§ **Dataset entries**:
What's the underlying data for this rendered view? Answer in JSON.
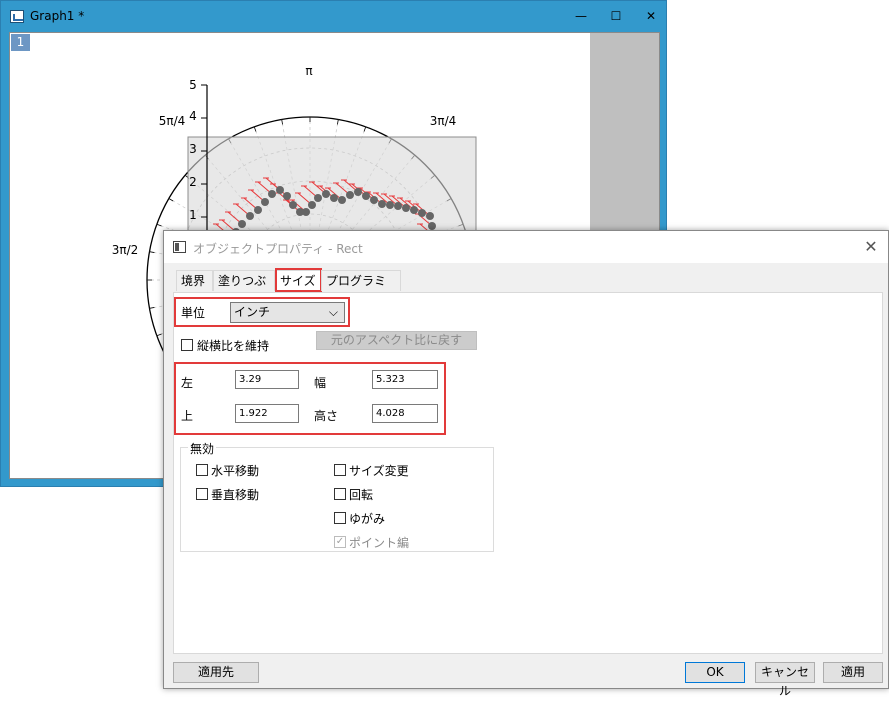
{
  "graph_window": {
    "title": "Graph1 *",
    "layer_number": "1",
    "controls": {
      "minimize": "—",
      "maximize": "☐",
      "close": "✕"
    },
    "polar": {
      "angle_labels": [
        "π",
        "3π/4",
        "5π/4",
        "3π/2"
      ],
      "radius_ticks": [
        "1",
        "2",
        "3",
        "4",
        "5"
      ]
    }
  },
  "dialog": {
    "title": "オブジェクトプロパティ - Rect",
    "close": "✕",
    "tabs": [
      "境界",
      "塗りつぶし",
      "サイズ",
      "プログラミング"
    ],
    "active_tab": "サイズ",
    "unit_label": "単位",
    "unit_value": "インチ",
    "keep_aspect_label": "縦横比を維持",
    "restore_aspect_button": "元のアスペクト比に戻す",
    "left_label": "左",
    "left_value": "3.29",
    "width_label": "幅",
    "width_value": "5.323",
    "top_label": "上",
    "top_value": "1.922",
    "height_label": "高さ",
    "height_value": "4.028",
    "disabled_group_label": "無効",
    "options": {
      "horizontal_move": "水平移動",
      "resize": "サイズ変更",
      "vertical_move": "垂直移動",
      "rotate": "回転",
      "skew": "ゆがみ",
      "point_edit": "ポイント編"
    },
    "buttons": {
      "apply_to": "適用先",
      "ok": "OK",
      "cancel": "キャンセル",
      "apply": "適用"
    }
  },
  "colors": {
    "window_frame": "#3399cc",
    "highlight": "#e23a3a",
    "error_bars": "#e8393b",
    "data_points": "#666666"
  }
}
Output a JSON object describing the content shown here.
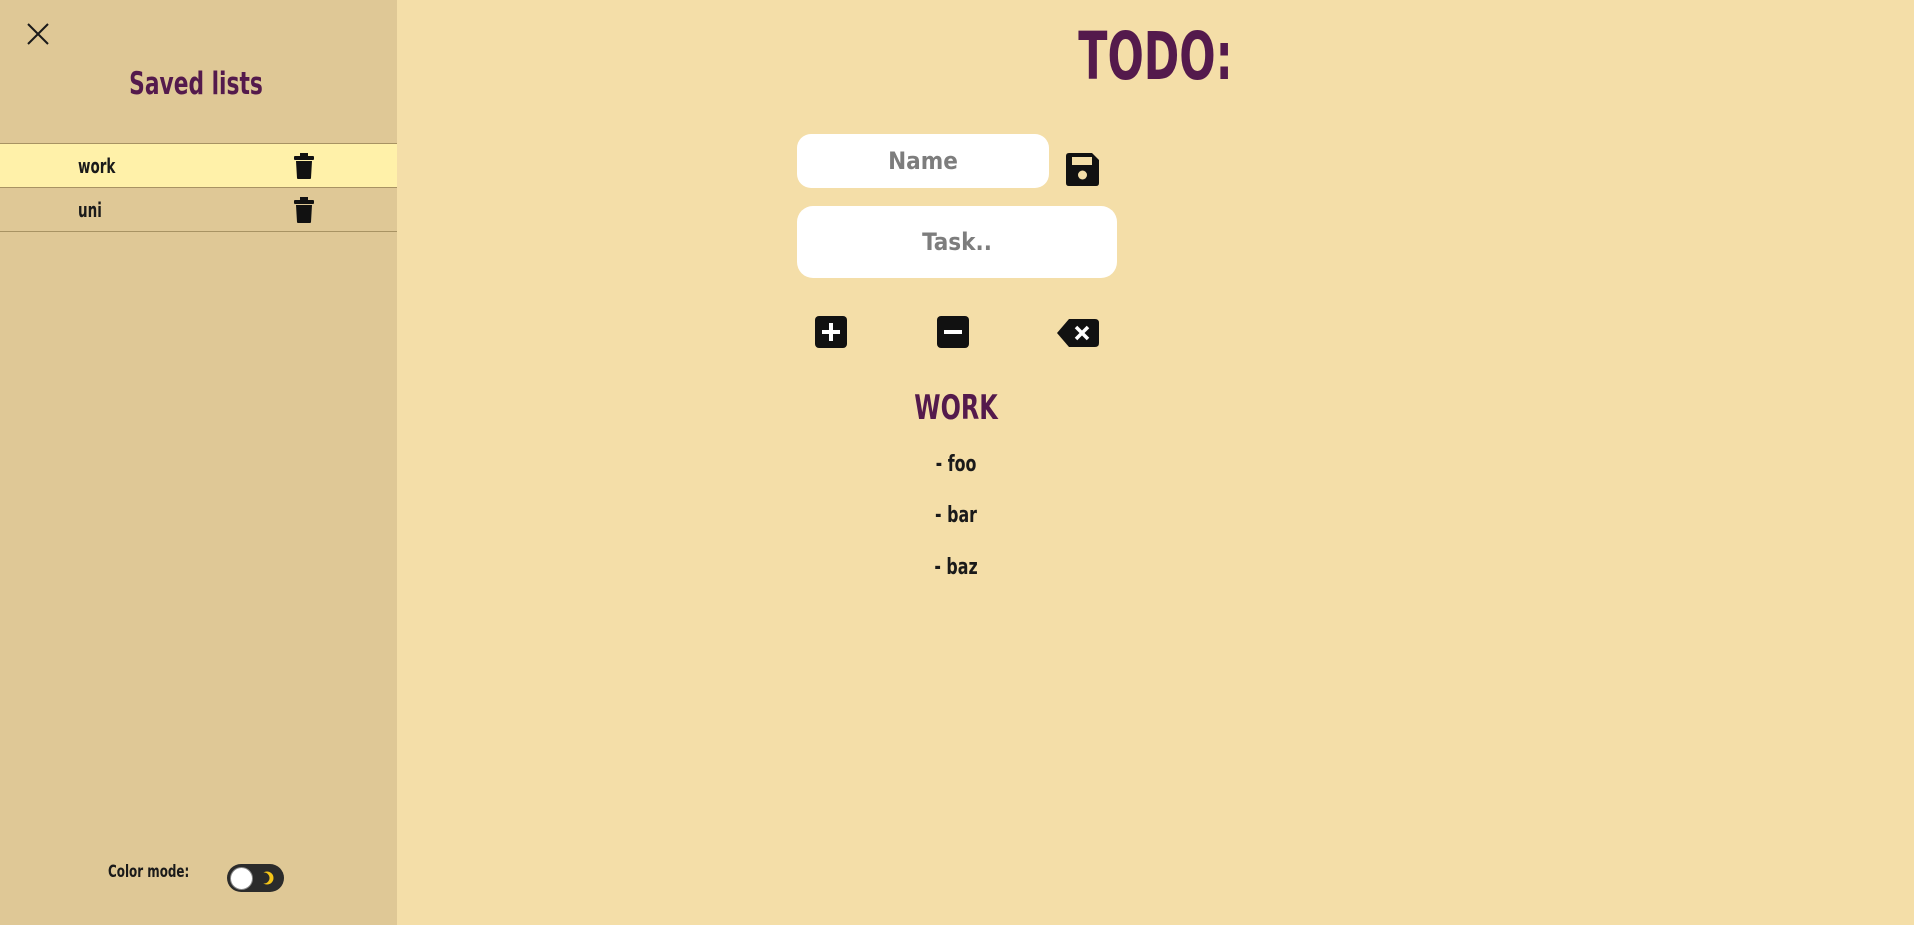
{
  "sidebar": {
    "title": "Saved lists",
    "items": [
      {
        "label": "work",
        "active": true
      },
      {
        "label": "uni",
        "active": false
      }
    ],
    "color_mode_label": "Color mode:"
  },
  "main": {
    "title": "TODO:",
    "name_placeholder": "Name",
    "task_placeholder": "Task..",
    "list_heading": "WORK",
    "tasks": [
      "- foo",
      "- bar",
      "- baz"
    ]
  },
  "icons": {
    "close": "close-icon",
    "trash": "trash-icon",
    "save": "save-icon",
    "add": "plus-square-icon",
    "remove": "minus-square-icon",
    "clear": "backspace-icon",
    "toggle": "moon-icon"
  },
  "colors": {
    "background": "#f4dea8",
    "sidebar": "#dfc896",
    "accent": "#541a4c",
    "active_item": "#fff1a9"
  }
}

§ **Problem statement**:
Every line that holds the string "title" should be returned.

§ **Full output**:
    "title": "Graph1 *",
    "title": "オブジェクトプロパティ - Rect",
    "title": "Saved lists",
    "title": "TODO:",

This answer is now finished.